Return each entry exactly, with none missing.

[Data items]
• • • • •
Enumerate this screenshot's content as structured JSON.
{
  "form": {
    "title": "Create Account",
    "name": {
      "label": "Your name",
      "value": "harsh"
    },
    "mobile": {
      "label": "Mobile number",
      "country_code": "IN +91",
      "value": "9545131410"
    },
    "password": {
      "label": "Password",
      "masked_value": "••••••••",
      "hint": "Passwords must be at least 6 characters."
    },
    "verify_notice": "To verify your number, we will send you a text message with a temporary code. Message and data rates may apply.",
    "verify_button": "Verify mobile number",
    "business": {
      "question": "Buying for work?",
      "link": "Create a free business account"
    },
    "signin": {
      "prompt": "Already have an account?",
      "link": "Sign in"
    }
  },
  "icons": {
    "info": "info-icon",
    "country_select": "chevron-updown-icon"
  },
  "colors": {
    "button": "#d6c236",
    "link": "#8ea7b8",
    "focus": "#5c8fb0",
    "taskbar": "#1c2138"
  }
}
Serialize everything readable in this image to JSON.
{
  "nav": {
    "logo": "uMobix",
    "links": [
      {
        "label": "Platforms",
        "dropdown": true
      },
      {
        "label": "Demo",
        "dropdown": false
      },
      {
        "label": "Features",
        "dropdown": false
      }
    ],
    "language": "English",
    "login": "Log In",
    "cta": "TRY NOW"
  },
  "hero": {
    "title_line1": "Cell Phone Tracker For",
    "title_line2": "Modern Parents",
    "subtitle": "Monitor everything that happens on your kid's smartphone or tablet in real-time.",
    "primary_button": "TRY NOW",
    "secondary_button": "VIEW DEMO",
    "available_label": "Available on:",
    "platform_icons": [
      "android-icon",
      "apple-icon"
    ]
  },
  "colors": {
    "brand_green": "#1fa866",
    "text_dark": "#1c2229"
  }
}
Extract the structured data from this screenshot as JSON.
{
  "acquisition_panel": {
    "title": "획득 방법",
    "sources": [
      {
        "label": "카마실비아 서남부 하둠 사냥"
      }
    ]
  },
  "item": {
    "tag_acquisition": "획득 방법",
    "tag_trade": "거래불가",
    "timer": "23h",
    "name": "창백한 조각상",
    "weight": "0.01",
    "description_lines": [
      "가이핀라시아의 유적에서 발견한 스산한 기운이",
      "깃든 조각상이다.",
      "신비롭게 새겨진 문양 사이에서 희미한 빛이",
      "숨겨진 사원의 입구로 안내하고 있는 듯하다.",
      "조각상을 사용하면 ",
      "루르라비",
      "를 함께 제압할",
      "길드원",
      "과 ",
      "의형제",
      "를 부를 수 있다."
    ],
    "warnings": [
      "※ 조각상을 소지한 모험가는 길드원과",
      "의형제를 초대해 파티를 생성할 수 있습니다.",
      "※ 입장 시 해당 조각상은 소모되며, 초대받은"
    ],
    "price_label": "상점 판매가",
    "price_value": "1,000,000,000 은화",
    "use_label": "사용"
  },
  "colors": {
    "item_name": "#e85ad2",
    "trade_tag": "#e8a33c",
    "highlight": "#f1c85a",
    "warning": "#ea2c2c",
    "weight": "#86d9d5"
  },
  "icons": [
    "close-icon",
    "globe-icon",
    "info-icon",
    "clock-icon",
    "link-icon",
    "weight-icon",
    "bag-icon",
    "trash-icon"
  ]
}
• • • • •
▶ _Expected answer_:
Enumerate this screenshot's content as structured JSON.
{
  "form": {
    "title": "Create Account",
    "name": {
      "label": "Your name",
      "value": "harsh"
    },
    "mobile": {
      "label": "Mobile number",
      "country_code": "IN +91",
      "value": "9545131410"
    },
    "password": {
      "label": "Password",
      "masked_value": "••••••••",
      "hint": "Passwords must be at least 6 characters."
    },
    "verify_notice": "To verify your number, we will send you a text message with a temporary code. Message and data rates may apply.",
    "verify_button": "Verify mobile number",
    "business": {
      "question": "Buying for work?",
      "link": "Create a free business account"
    },
    "signin": {
      "prompt": "Already have an account?",
      "link": "Sign in"
    }
  },
  "icons": {
    "info": "info-icon",
    "country_select": "chevron-updown-icon"
  },
  "colors": {
    "button": "#d6c236",
    "link": "#8ea7b8",
    "focus": "#5c8fb0",
    "taskbar": "#1c2138"
  }
}
Serialize everything readable in this image to JSON.
{
  "nav": {
    "logo": "uMobix",
    "links": [
      {
        "label": "Platforms",
        "dropdown": true
      },
      {
        "label": "Demo",
        "dropdown": false
      },
      {
        "label": "Features",
        "dropdown": false
      }
    ],
    "language": "English",
    "login": "Log In",
    "cta": "TRY NOW"
  },
  "hero": {
    "title_line1": "Cell Phone Tracker For",
    "title_line2": "Modern Parents",
    "subtitle": "Monitor everything that happens on your kid's smartphone or tablet in real-time.",
    "primary_button": "TRY NOW",
    "secondary_button": "VIEW DEMO",
    "available_label": "Available on:",
    "platform_icons": [
      "android-icon",
      "apple-icon"
    ]
  },
  "colors": {
    "brand_green": "#1fa866",
    "text_dark": "#1c2229"
  }
}
Extract the structured data from this screenshot as JSON.
{
  "acquisition_panel": {
    "title": "획득 방법",
    "sources": [
      {
        "label": "카마실비아 서남부 하둠 사냥"
      }
    ]
  },
  "item": {
    "tag_acquisition": "획득 방법",
    "tag_trade": "거래불가",
    "timer": "23h",
    "name": "창백한 조각상",
    "weight": "0.01",
    "description_lines": [
      "가이핀라시아의 유적에서 발견한 스산한 기운이",
      "깃든 조각상이다.",
      "신비롭게 새겨진 문양 사이에서 희미한 빛이",
      "숨겨진 사원의 입구로 안내하고 있는 듯하다.",
      "조각상을 사용하면 ",
      "루르라비",
      "를 함께 제압할",
      "길드원",
      "과 ",
      "의형제",
      "를 부를 수 있다."
    ],
    "warnings": [
      "※ 조각상을 소지한 모험가는 길드원과",
      "의형제를 초대해 파티를 생성할 수 있습니다.",
      "※ 입장 시 해당 조각상은 소모되며, 초대받은"
    ],
    "price_label": "상점 판매가",
    "price_value": "1,000,000,000 은화",
    "use_label": "사용"
  },
  "colors": {
    "item_name": "#e85ad2",
    "trade_tag": "#e8a33c",
    "highlight": "#f1c85a",
    "warning": "#ea2c2c",
    "weight": "#86d9d5"
  },
  "icons": [
    "close-icon",
    "globe-icon",
    "info-icon",
    "clock-icon",
    "link-icon",
    "weight-icon",
    "bag-icon",
    "trash-icon"
  ]
}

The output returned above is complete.